Some records
● ● ● ●
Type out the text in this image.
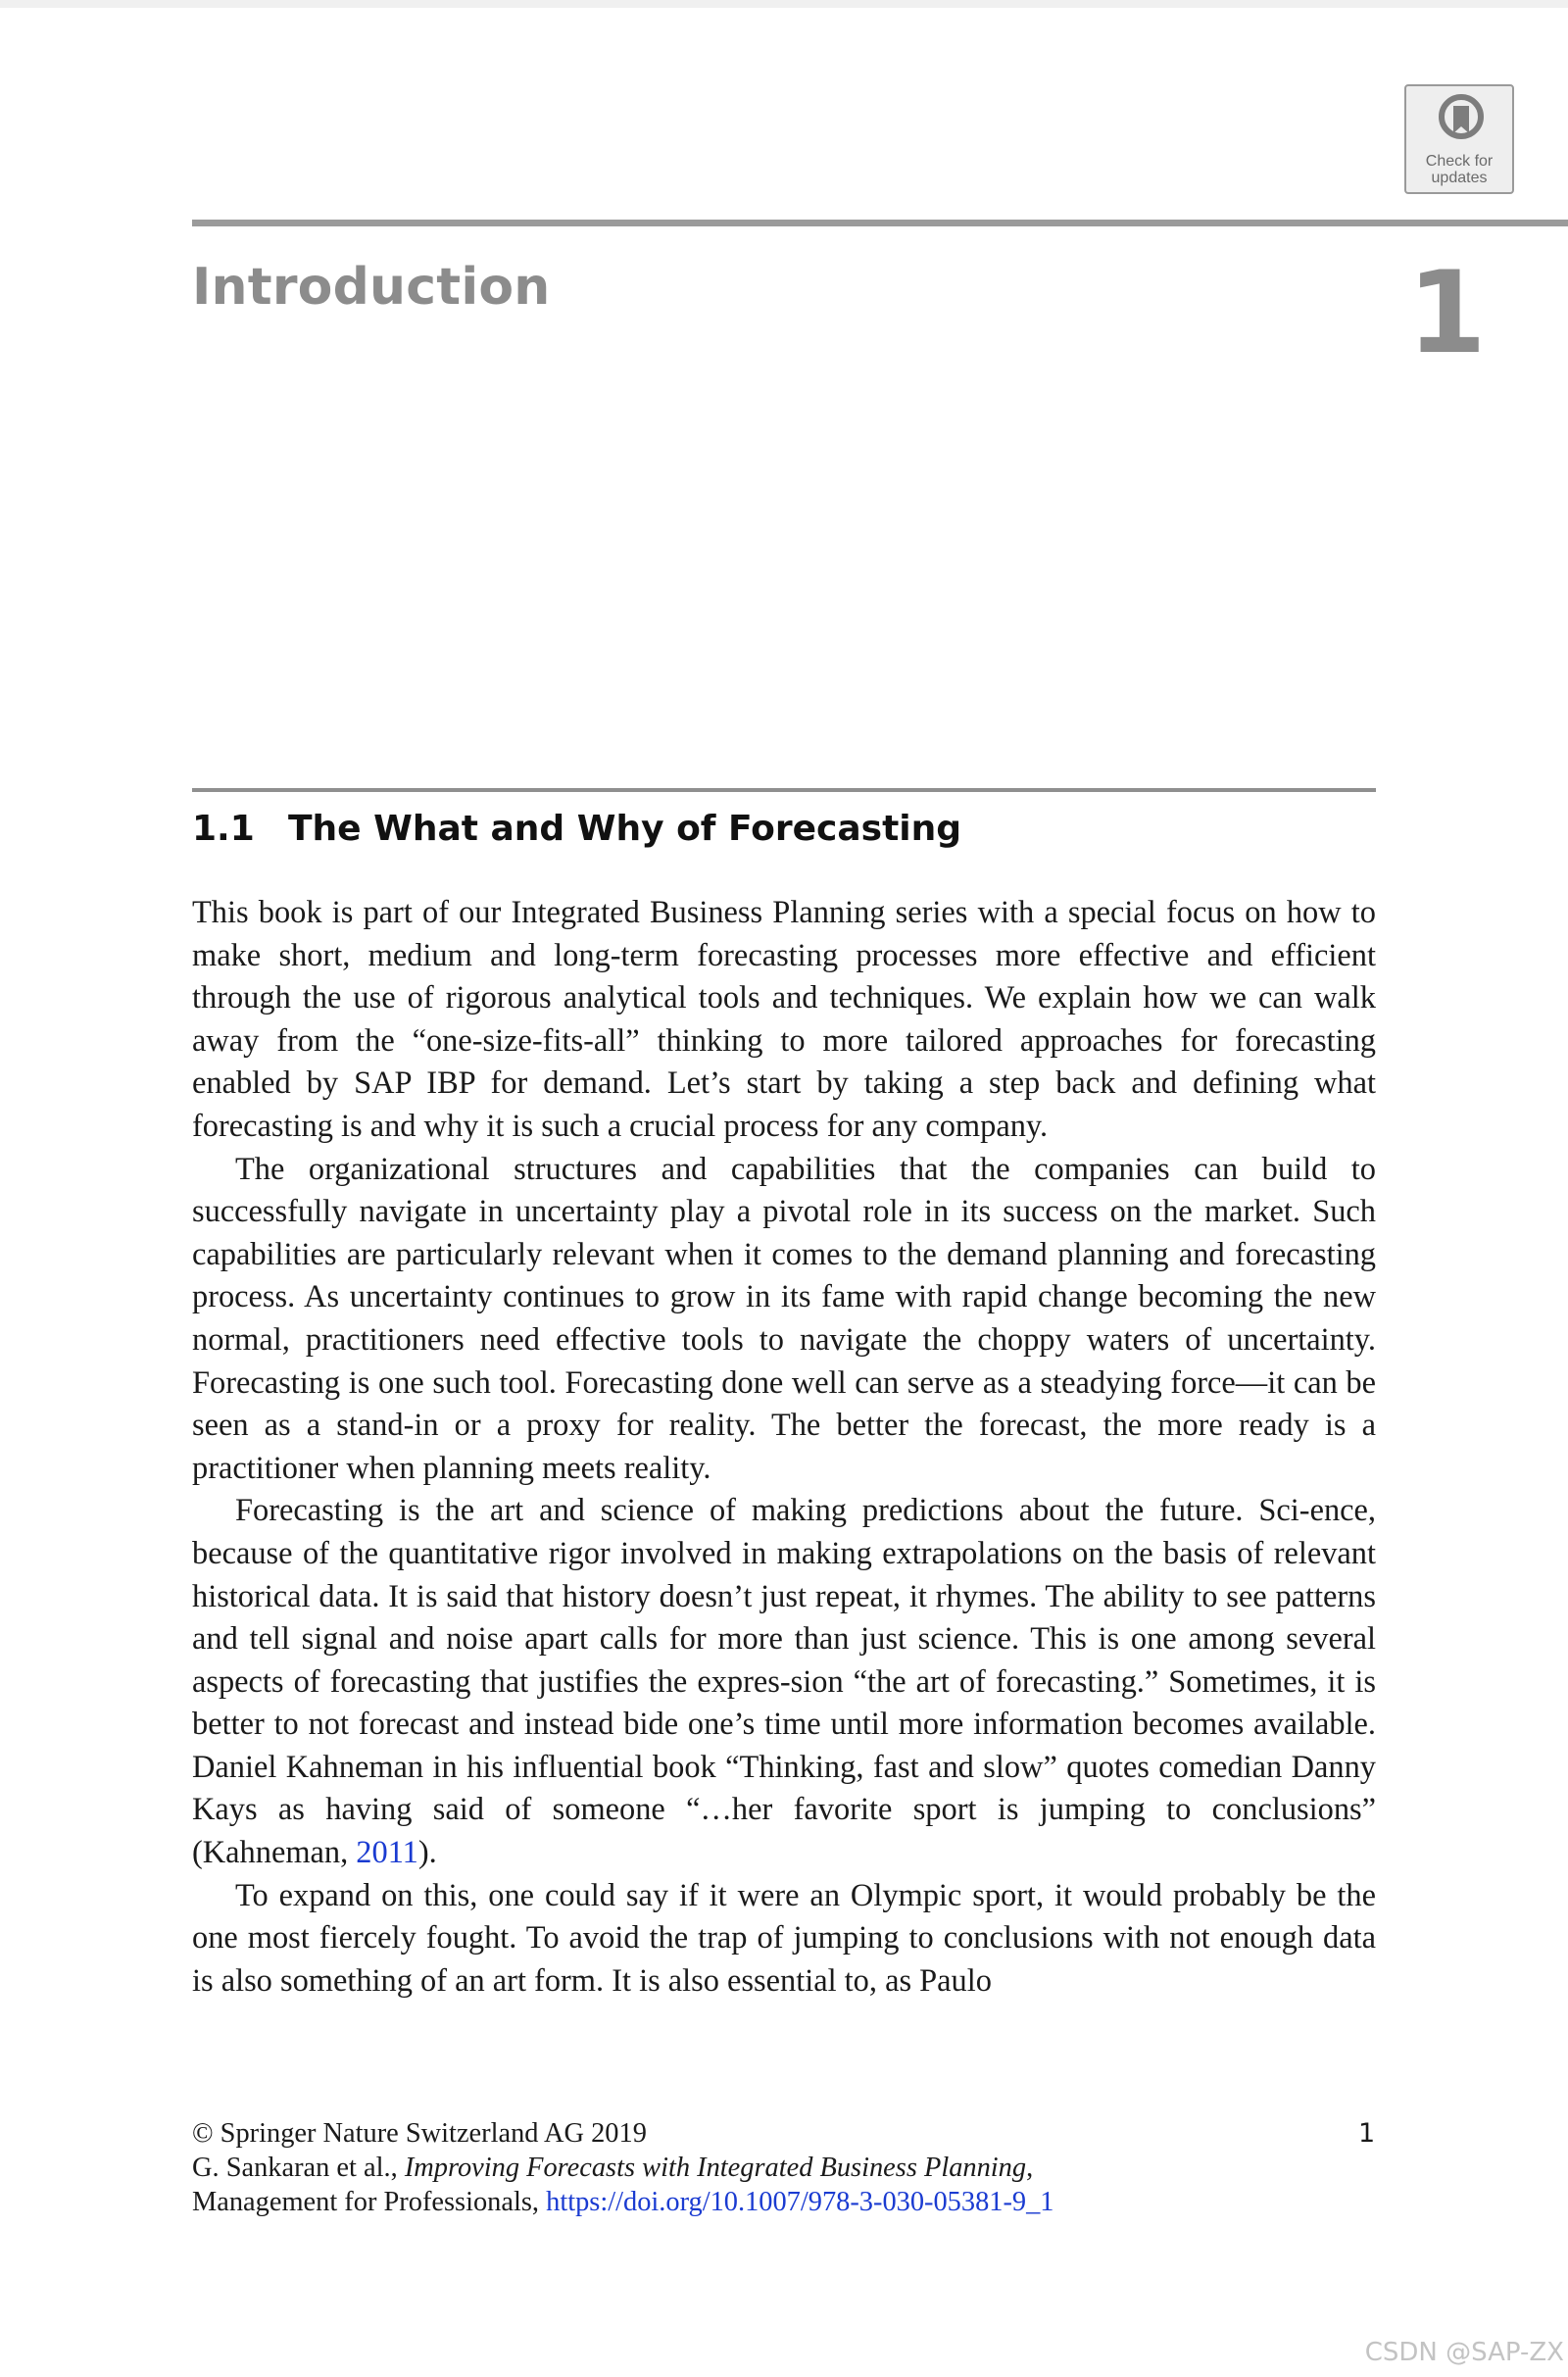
Check for
updates
Introduction	1
1.1 The What and Why of Forecasting

This book is part of our Integrated Business Planning series with a special focus on how to make short, medium and long-term forecasting processes more effective and efficient through the use of rigorous analytical tools and techniques. We explain how we can walk away from the “one-size-fits-all” thinking to more tailored approaches for forecasting enabled by SAP IBP for demand. Let’s start by taking a step back and defining what forecasting is and why it is such a crucial process for any company.

The organizational structures and capabilities that the companies can build to successfully navigate in uncertainty play a pivotal role in its success on the market. Such capabilities are particularly relevant when it comes to the demand planning and forecasting process. As uncertainty continues to grow in its fame with rapid change becoming the new normal, practitioners need effective tools to navigate the choppy waters of uncertainty. Forecasting is one such tool. Forecasting done well can serve as a steadying force—it can be seen as a stand-in or a proxy for reality. The better the forecast, the more ready is a practitioner when planning meets reality.

Forecasting is the art and science of making predictions about the future. Sci-ence, because of the quantitative rigor involved in making extrapolations on the basis of relevant historical data. It is said that history doesn’t just repeat, it rhymes. The ability to see patterns and tell signal and noise apart calls for more than just science. This is one among several aspects of forecasting that justifies the expres-sion “the art of forecasting.” Sometimes, it is better to not forecast and instead bide one’s time until more information becomes available. Daniel Kahneman in his influential book “Thinking, fast and slow” quotes comedian Danny Kays as having said of someone “…her favorite sport is jumping to conclusions” (Kahneman, 2011).

To expand on this, one could say if it were an Olympic sport, it would probably be the one most fiercely fought. To avoid the trap of jumping to conclusions with not enough data is also something of an art form. It is also essential to, as Paulo

© Springer Nature Switzerland AG 2019
G. Sankaran et al., Improving Forecasts with Integrated Business Planning,
Management for Professionals, https://doi.org/10.1007/978-3-030-05381-9_1
1
CSDN @SAP-ZX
● ● ● ●
_WHAT THIS TASK INVOLVES_:
Reply with nothing but a number: how many lines of the entries above contain the string "demand"?

_RESPONSE TO THE EXERCISE_:
2